Do this:
Only the pictures are to be left out; set down the rest of the records exactly.

Stored data:

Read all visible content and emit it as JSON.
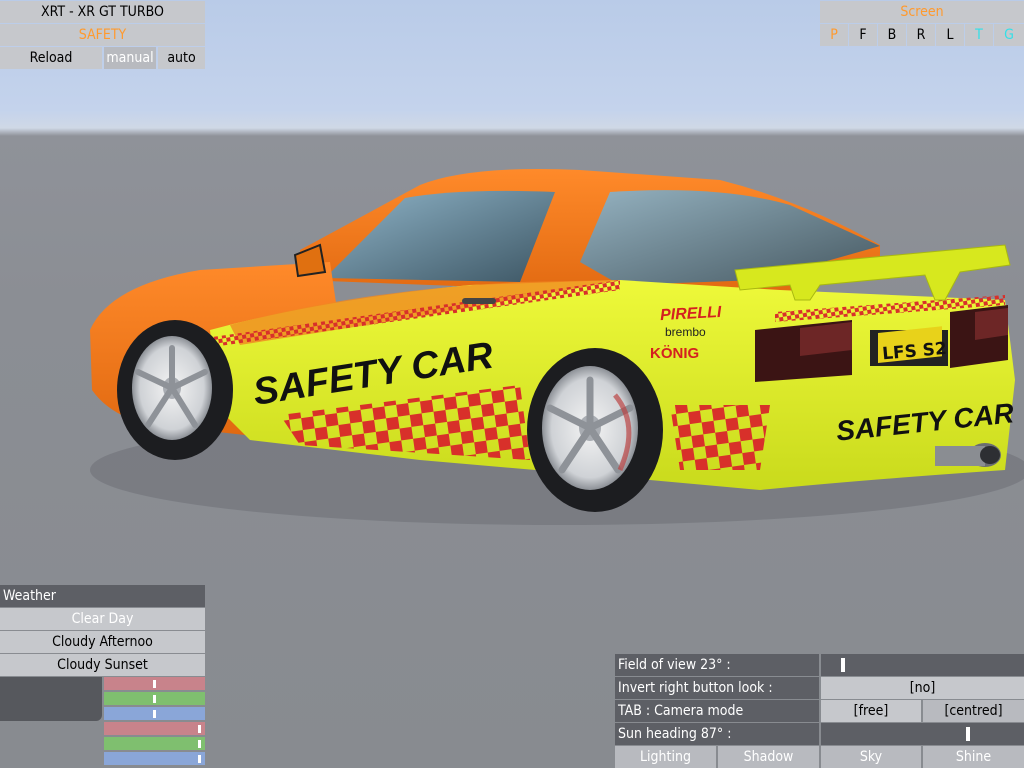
{
  "car": {
    "model": "XRT - XR GT TURBO",
    "skin": "SAFETY",
    "reload_label": "Reload",
    "manual_label": "manual",
    "auto_label": "auto",
    "livery_text_side": "SAFETY CAR",
    "livery_text_rear": "SAFETY CAR",
    "sponsor_1": "PIRELLI",
    "sponsor_2": "brembo",
    "sponsor_3": "KÖNIG",
    "plate": "LFS S2"
  },
  "screen": {
    "title": "Screen",
    "buttons": [
      "P",
      "F",
      "B",
      "R",
      "L",
      "T",
      "G"
    ],
    "active": [
      "P",
      "T",
      "G"
    ]
  },
  "weather": {
    "title": "Weather",
    "options": [
      "Clear Day",
      "Cloudy Afternoo",
      "Cloudy Sunset"
    ],
    "selected": "Clear Day",
    "color_sliders": [
      {
        "channel": "red",
        "color": "#c8838b",
        "level": 0.5
      },
      {
        "channel": "green",
        "color": "#7fbf6f",
        "level": 0.5
      },
      {
        "channel": "blue",
        "color": "#8aa6d8",
        "level": 0.5
      },
      {
        "channel": "red",
        "color": "#c8838b",
        "level": 0.97
      },
      {
        "channel": "green",
        "color": "#7fbf6f",
        "level": 0.97
      },
      {
        "channel": "blue",
        "color": "#8aa6d8",
        "level": 0.97
      }
    ]
  },
  "view": {
    "fov_label": "Field of view 23° :",
    "fov_level": 0.1,
    "invert_label": "Invert right button look :",
    "invert_value": "[no]",
    "camera_label": "TAB : Camera mode",
    "camera_free": "[free]",
    "camera_centred": "[centred]",
    "sun_label": "Sun heading 87° :",
    "sun_level": 0.73,
    "tabs": [
      "Lighting",
      "Shadow",
      "Sky",
      "Shine"
    ]
  },
  "colors": {
    "orange_text": "#ff9a2e",
    "car_orange": "#f07a18",
    "car_yellow": "#dced24",
    "check_red": "#d8302a"
  }
}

Solution for this exercise:
Read all visible content and emit it as JSON.
{
  "car": {
    "model": "XRT - XR GT TURBO",
    "skin": "SAFETY",
    "reload_label": "Reload",
    "manual_label": "manual",
    "auto_label": "auto",
    "livery_text_side": "SAFETY CAR",
    "livery_text_rear": "SAFETY CAR",
    "sponsor_1": "PIRELLI",
    "sponsor_2": "brembo",
    "sponsor_3": "KÖNIG",
    "plate": "LFS S2"
  },
  "screen": {
    "title": "Screen",
    "buttons": [
      "P",
      "F",
      "B",
      "R",
      "L",
      "T",
      "G"
    ],
    "active": [
      "P",
      "T",
      "G"
    ]
  },
  "weather": {
    "title": "Weather",
    "options": [
      "Clear Day",
      "Cloudy Afternoo",
      "Cloudy Sunset"
    ],
    "selected": "Clear Day",
    "color_sliders": [
      {
        "channel": "red",
        "color": "#c8838b",
        "level": 0.5
      },
      {
        "channel": "green",
        "color": "#7fbf6f",
        "level": 0.5
      },
      {
        "channel": "blue",
        "color": "#8aa6d8",
        "level": 0.5
      },
      {
        "channel": "red",
        "color": "#c8838b",
        "level": 0.97
      },
      {
        "channel": "green",
        "color": "#7fbf6f",
        "level": 0.97
      },
      {
        "channel": "blue",
        "color": "#8aa6d8",
        "level": 0.97
      }
    ]
  },
  "view": {
    "fov_label": "Field of view 23° :",
    "fov_level": 0.1,
    "invert_label": "Invert right button look :",
    "invert_value": "[no]",
    "camera_label": "TAB : Camera mode",
    "camera_free": "[free]",
    "camera_centred": "[centred]",
    "sun_label": "Sun heading 87° :",
    "sun_level": 0.73,
    "tabs": [
      "Lighting",
      "Shadow",
      "Sky",
      "Shine"
    ]
  },
  "colors": {
    "orange_text": "#ff9a2e",
    "car_orange": "#f07a18",
    "car_yellow": "#dced24",
    "check_red": "#d8302a"
  }
}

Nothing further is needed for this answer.